Recorded information:
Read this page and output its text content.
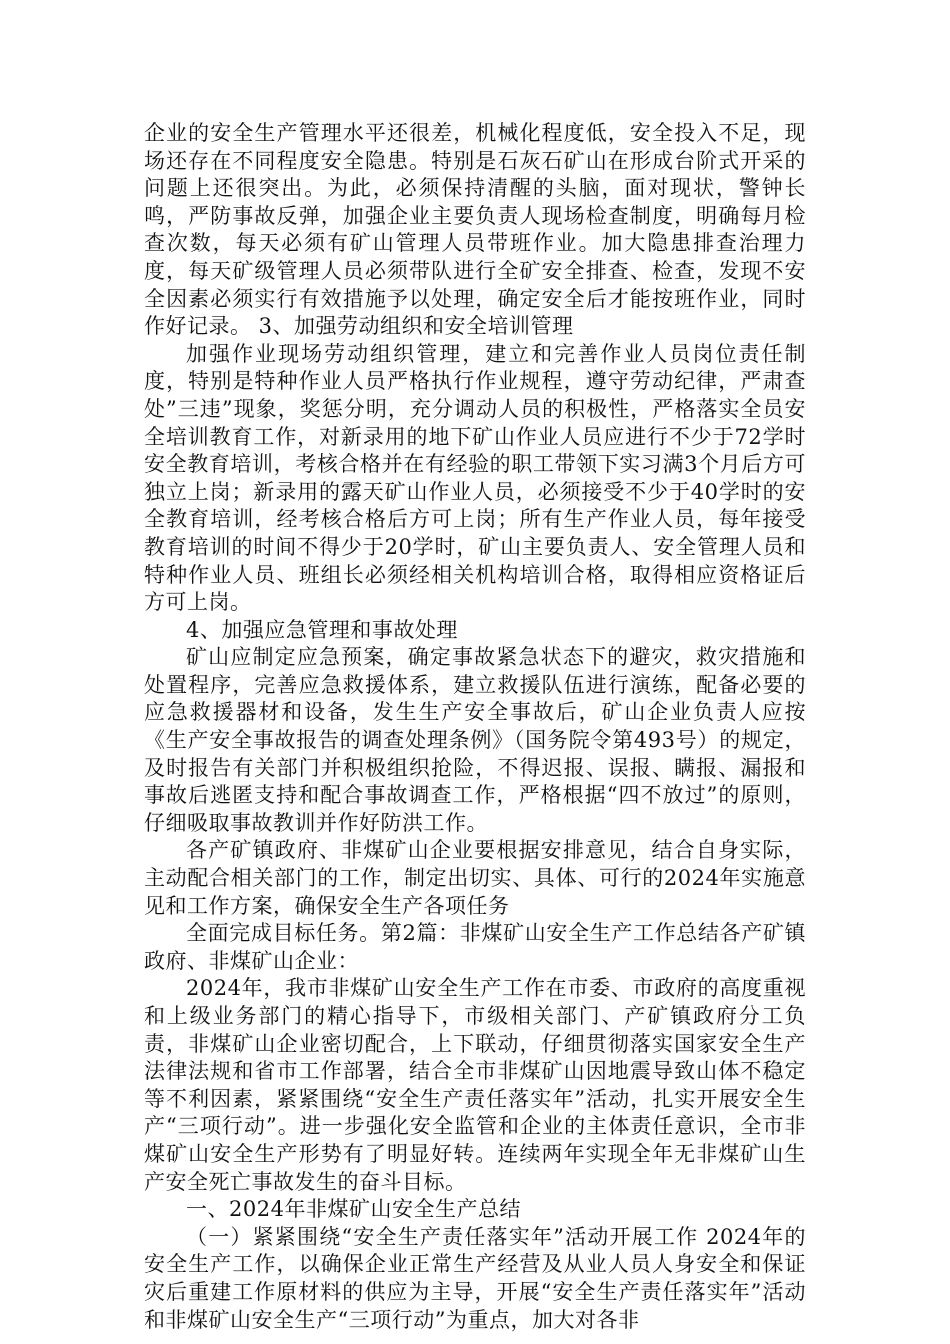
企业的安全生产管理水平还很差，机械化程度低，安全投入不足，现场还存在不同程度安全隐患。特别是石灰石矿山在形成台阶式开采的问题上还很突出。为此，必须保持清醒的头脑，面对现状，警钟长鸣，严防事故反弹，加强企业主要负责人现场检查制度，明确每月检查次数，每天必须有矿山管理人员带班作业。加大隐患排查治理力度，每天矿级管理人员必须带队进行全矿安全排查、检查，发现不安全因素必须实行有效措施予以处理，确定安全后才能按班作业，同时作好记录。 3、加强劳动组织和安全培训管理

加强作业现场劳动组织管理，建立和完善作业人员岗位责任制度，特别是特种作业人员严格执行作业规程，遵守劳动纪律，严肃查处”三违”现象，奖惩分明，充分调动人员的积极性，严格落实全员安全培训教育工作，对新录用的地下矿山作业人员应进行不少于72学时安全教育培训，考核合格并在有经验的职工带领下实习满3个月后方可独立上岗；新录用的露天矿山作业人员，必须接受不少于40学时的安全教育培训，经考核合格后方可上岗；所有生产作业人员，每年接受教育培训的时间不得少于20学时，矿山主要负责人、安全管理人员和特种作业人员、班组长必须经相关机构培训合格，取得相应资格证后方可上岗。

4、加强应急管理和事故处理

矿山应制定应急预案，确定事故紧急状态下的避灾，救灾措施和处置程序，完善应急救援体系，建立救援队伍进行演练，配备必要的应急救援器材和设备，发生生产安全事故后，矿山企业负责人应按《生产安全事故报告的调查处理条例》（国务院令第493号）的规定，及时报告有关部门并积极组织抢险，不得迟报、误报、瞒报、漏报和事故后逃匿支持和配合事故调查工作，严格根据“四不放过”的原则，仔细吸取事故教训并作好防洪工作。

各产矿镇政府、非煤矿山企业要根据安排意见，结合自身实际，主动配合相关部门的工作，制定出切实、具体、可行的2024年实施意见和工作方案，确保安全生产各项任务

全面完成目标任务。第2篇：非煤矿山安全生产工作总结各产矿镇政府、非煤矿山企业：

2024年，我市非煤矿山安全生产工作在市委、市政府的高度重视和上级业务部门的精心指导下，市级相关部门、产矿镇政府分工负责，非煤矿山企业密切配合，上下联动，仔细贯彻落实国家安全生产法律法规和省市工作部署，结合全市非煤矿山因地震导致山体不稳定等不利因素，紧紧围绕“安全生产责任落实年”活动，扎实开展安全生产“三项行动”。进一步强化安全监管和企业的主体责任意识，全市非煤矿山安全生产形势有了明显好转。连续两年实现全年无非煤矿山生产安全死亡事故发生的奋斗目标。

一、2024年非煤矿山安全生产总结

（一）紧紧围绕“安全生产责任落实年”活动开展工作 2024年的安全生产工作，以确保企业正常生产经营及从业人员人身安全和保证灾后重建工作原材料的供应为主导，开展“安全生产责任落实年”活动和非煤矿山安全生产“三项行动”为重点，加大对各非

Instruction: Return each line of the data that contains the string "安全生产责任落实年".

Finished answer:
2024年，我市非煤矿山安全生产工作在市委、市政府的高度重视和上级业务部门的精心指导下，市级相关部门、产矿镇政府分工负责，非煤矿山企业密切配合，上下联动，仔细贯彻落实国家安全生产法律法规和省市工作部署，结合全市非煤矿山因地震导致山体不稳定等不利因素，紧紧围绕“安全生产责任落实年”活动，扎实开展安全生产“三项行动”。进一步强化安全监管和企业的主体责任意识，全市非煤矿山安全生产形势有了明显好转。连续两年实现全年无非煤矿山生产安全死亡事故发生的奋斗目标。
（一）紧紧围绕“安全生产责任落实年”活动开展工作 2024年的安全生产工作，以确保企业正常生产经营及从业人员人身安全和保证灾后重建工作原材料的供应为主导，开展“安全生产责任落实年”活动和非煤矿山安全生产“三项行动”为重点，加大对各非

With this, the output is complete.